Task details> Go through the entries and transcribe each one exactly, dropping the pictures.

Working data>
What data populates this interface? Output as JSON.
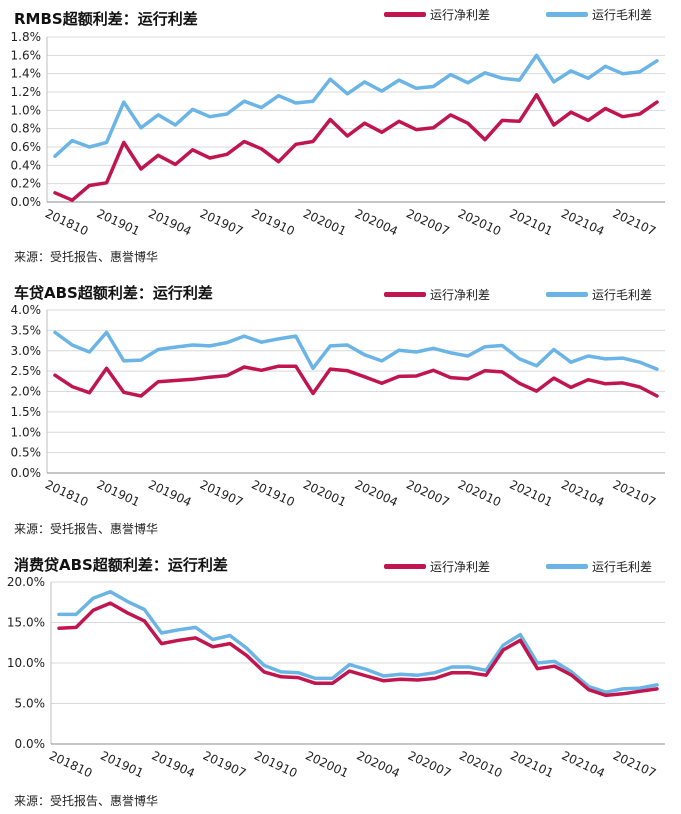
{
  "chart_data": [
    {
      "type": "line",
      "title": "RMBS超额利差：运行利差",
      "ylim": [
        0,
        1.8
      ],
      "yticks": [
        "0.0%",
        "0.2%",
        "0.4%",
        "0.6%",
        "0.8%",
        "1.0%",
        "1.2%",
        "1.4%",
        "1.6%",
        "1.8%"
      ],
      "xtick_labels": [
        "201810",
        "201901",
        "201904",
        "201907",
        "201910",
        "202001",
        "202004",
        "202007",
        "202010",
        "202101",
        "202104",
        "202107"
      ],
      "series": [
        {
          "name": "运行净利差",
          "color": "#c0154f",
          "values": [
            0.1,
            0.02,
            0.18,
            0.21,
            0.65,
            0.36,
            0.51,
            0.41,
            0.57,
            0.48,
            0.52,
            0.66,
            0.58,
            0.44,
            0.63,
            0.66,
            0.9,
            0.72,
            0.86,
            0.76,
            0.88,
            0.79,
            0.81,
            0.95,
            0.86,
            0.68,
            0.89,
            0.88,
            1.17,
            0.84,
            0.98,
            0.89,
            1.02,
            0.93,
            0.96,
            1.09
          ]
        },
        {
          "name": "运行毛利差",
          "color": "#6ab4e6",
          "values": [
            0.5,
            0.67,
            0.6,
            0.65,
            1.09,
            0.81,
            0.95,
            0.84,
            1.01,
            0.93,
            0.96,
            1.1,
            1.03,
            1.16,
            1.08,
            1.1,
            1.34,
            1.18,
            1.31,
            1.21,
            1.33,
            1.24,
            1.26,
            1.39,
            1.3,
            1.41,
            1.35,
            1.33,
            1.6,
            1.31,
            1.43,
            1.35,
            1.48,
            1.4,
            1.42,
            1.54
          ]
        }
      ],
      "source": "来源：受托报告、惠誉博华"
    },
    {
      "type": "line",
      "title": "车贷ABS超额利差：运行利差",
      "ylim": [
        0,
        4.0
      ],
      "yticks": [
        "0.0%",
        "0.5%",
        "1.0%",
        "1.5%",
        "2.0%",
        "2.5%",
        "3.0%",
        "3.5%",
        "4.0%"
      ],
      "xtick_labels": [
        "201810",
        "201901",
        "201904",
        "201907",
        "201910",
        "202001",
        "202004",
        "202007",
        "202010",
        "202101",
        "202104",
        "202107"
      ],
      "series": [
        {
          "name": "运行净利差",
          "color": "#c0154f",
          "values": [
            2.4,
            2.12,
            1.97,
            2.57,
            1.98,
            1.89,
            2.24,
            2.27,
            2.3,
            2.35,
            2.39,
            2.6,
            2.52,
            2.62,
            2.62,
            1.95,
            2.55,
            2.51,
            2.36,
            2.2,
            2.37,
            2.38,
            2.52,
            2.34,
            2.31,
            2.51,
            2.48,
            2.2,
            2.01,
            2.33,
            2.1,
            2.29,
            2.19,
            2.21,
            2.11,
            1.89
          ]
        },
        {
          "name": "运行毛利差",
          "color": "#6ab4e6",
          "values": [
            3.45,
            3.14,
            2.97,
            3.45,
            2.75,
            2.77,
            3.03,
            3.09,
            3.14,
            3.12,
            3.2,
            3.36,
            3.21,
            3.29,
            3.36,
            2.57,
            3.12,
            3.14,
            2.9,
            2.75,
            3.01,
            2.97,
            3.06,
            2.95,
            2.87,
            3.1,
            3.13,
            2.8,
            2.63,
            3.03,
            2.72,
            2.87,
            2.8,
            2.82,
            2.72,
            2.55
          ]
        }
      ],
      "source": "来源：受托报告、惠誉博华"
    },
    {
      "type": "line",
      "title": "消费贷ABS超额利差：运行利差",
      "ylim": [
        0,
        20.0
      ],
      "yticks": [
        "0.0%",
        "5.0%",
        "10.0%",
        "15.0%",
        "20.0%"
      ],
      "xtick_labels": [
        "201810",
        "201901",
        "201904",
        "201907",
        "201910",
        "202001",
        "202004",
        "202007",
        "202010",
        "202101",
        "202104",
        "202107"
      ],
      "series": [
        {
          "name": "运行净利差",
          "color": "#c0154f",
          "values": [
            14.3,
            14.4,
            16.5,
            17.4,
            16.2,
            15.2,
            12.4,
            12.8,
            13.1,
            12.0,
            12.4,
            10.9,
            8.9,
            8.3,
            8.2,
            7.5,
            7.5,
            9.0,
            8.4,
            7.8,
            8.0,
            7.9,
            8.1,
            8.8,
            8.8,
            8.5,
            11.6,
            12.8,
            9.3,
            9.6,
            8.5,
            6.7,
            6.0,
            6.2,
            6.5,
            6.8
          ]
        },
        {
          "name": "运行毛利差",
          "color": "#6ab4e6",
          "values": [
            16.0,
            16.0,
            18.0,
            18.8,
            17.6,
            16.6,
            13.7,
            14.1,
            14.4,
            12.9,
            13.4,
            11.8,
            9.7,
            8.9,
            8.8,
            8.1,
            8.1,
            9.8,
            9.2,
            8.4,
            8.6,
            8.5,
            8.8,
            9.5,
            9.5,
            9.1,
            12.2,
            13.5,
            10.0,
            10.2,
            8.9,
            7.1,
            6.4,
            6.8,
            6.9,
            7.3
          ]
        }
      ],
      "source": "来源：受托报告、惠誉博华"
    }
  ]
}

The completed task>
What data populates this interface? Output as JSON.
{
  "chart_data": [
    {
      "type": "line",
      "title": "RMBS超额利差：运行利差",
      "ylim": [
        0,
        1.8
      ],
      "yticks": [
        "0.0%",
        "0.2%",
        "0.4%",
        "0.6%",
        "0.8%",
        "1.0%",
        "1.2%",
        "1.4%",
        "1.6%",
        "1.8%"
      ],
      "xtick_labels": [
        "201810",
        "201901",
        "201904",
        "201907",
        "201910",
        "202001",
        "202004",
        "202007",
        "202010",
        "202101",
        "202104",
        "202107"
      ],
      "series": [
        {
          "name": "运行净利差",
          "color": "#c0154f",
          "values": [
            0.1,
            0.02,
            0.18,
            0.21,
            0.65,
            0.36,
            0.51,
            0.41,
            0.57,
            0.48,
            0.52,
            0.66,
            0.58,
            0.44,
            0.63,
            0.66,
            0.9,
            0.72,
            0.86,
            0.76,
            0.88,
            0.79,
            0.81,
            0.95,
            0.86,
            0.68,
            0.89,
            0.88,
            1.17,
            0.84,
            0.98,
            0.89,
            1.02,
            0.93,
            0.96,
            1.09
          ]
        },
        {
          "name": "运行毛利差",
          "color": "#6ab4e6",
          "values": [
            0.5,
            0.67,
            0.6,
            0.65,
            1.09,
            0.81,
            0.95,
            0.84,
            1.01,
            0.93,
            0.96,
            1.1,
            1.03,
            1.16,
            1.08,
            1.1,
            1.34,
            1.18,
            1.31,
            1.21,
            1.33,
            1.24,
            1.26,
            1.39,
            1.3,
            1.41,
            1.35,
            1.33,
            1.6,
            1.31,
            1.43,
            1.35,
            1.48,
            1.4,
            1.42,
            1.54
          ]
        }
      ],
      "source": "来源：受托报告、惠誉博华"
    },
    {
      "type": "line",
      "title": "车贷ABS超额利差：运行利差",
      "ylim": [
        0,
        4.0
      ],
      "yticks": [
        "0.0%",
        "0.5%",
        "1.0%",
        "1.5%",
        "2.0%",
        "2.5%",
        "3.0%",
        "3.5%",
        "4.0%"
      ],
      "xtick_labels": [
        "201810",
        "201901",
        "201904",
        "201907",
        "201910",
        "202001",
        "202004",
        "202007",
        "202010",
        "202101",
        "202104",
        "202107"
      ],
      "series": [
        {
          "name": "运行净利差",
          "color": "#c0154f",
          "values": [
            2.4,
            2.12,
            1.97,
            2.57,
            1.98,
            1.89,
            2.24,
            2.27,
            2.3,
            2.35,
            2.39,
            2.6,
            2.52,
            2.62,
            2.62,
            1.95,
            2.55,
            2.51,
            2.36,
            2.2,
            2.37,
            2.38,
            2.52,
            2.34,
            2.31,
            2.51,
            2.48,
            2.2,
            2.01,
            2.33,
            2.1,
            2.29,
            2.19,
            2.21,
            2.11,
            1.89
          ]
        },
        {
          "name": "运行毛利差",
          "color": "#6ab4e6",
          "values": [
            3.45,
            3.14,
            2.97,
            3.45,
            2.75,
            2.77,
            3.03,
            3.09,
            3.14,
            3.12,
            3.2,
            3.36,
            3.21,
            3.29,
            3.36,
            2.57,
            3.12,
            3.14,
            2.9,
            2.75,
            3.01,
            2.97,
            3.06,
            2.95,
            2.87,
            3.1,
            3.13,
            2.8,
            2.63,
            3.03,
            2.72,
            2.87,
            2.8,
            2.82,
            2.72,
            2.55
          ]
        }
      ],
      "source": "来源：受托报告、惠誉博华"
    },
    {
      "type": "line",
      "title": "消费贷ABS超额利差：运行利差",
      "ylim": [
        0,
        20.0
      ],
      "yticks": [
        "0.0%",
        "5.0%",
        "10.0%",
        "15.0%",
        "20.0%"
      ],
      "xtick_labels": [
        "201810",
        "201901",
        "201904",
        "201907",
        "201910",
        "202001",
        "202004",
        "202007",
        "202010",
        "202101",
        "202104",
        "202107"
      ],
      "series": [
        {
          "name": "运行净利差",
          "color": "#c0154f",
          "values": [
            14.3,
            14.4,
            16.5,
            17.4,
            16.2,
            15.2,
            12.4,
            12.8,
            13.1,
            12.0,
            12.4,
            10.9,
            8.9,
            8.3,
            8.2,
            7.5,
            7.5,
            9.0,
            8.4,
            7.8,
            8.0,
            7.9,
            8.1,
            8.8,
            8.8,
            8.5,
            11.6,
            12.8,
            9.3,
            9.6,
            8.5,
            6.7,
            6.0,
            6.2,
            6.5,
            6.8
          ]
        },
        {
          "name": "运行毛利差",
          "color": "#6ab4e6",
          "values": [
            16.0,
            16.0,
            18.0,
            18.8,
            17.6,
            16.6,
            13.7,
            14.1,
            14.4,
            12.9,
            13.4,
            11.8,
            9.7,
            8.9,
            8.8,
            8.1,
            8.1,
            9.8,
            9.2,
            8.4,
            8.6,
            8.5,
            8.8,
            9.5,
            9.5,
            9.1,
            12.2,
            13.5,
            10.0,
            10.2,
            8.9,
            7.1,
            6.4,
            6.8,
            6.9,
            7.3
          ]
        }
      ],
      "source": "来源：受托报告、惠誉博华"
    }
  ]
}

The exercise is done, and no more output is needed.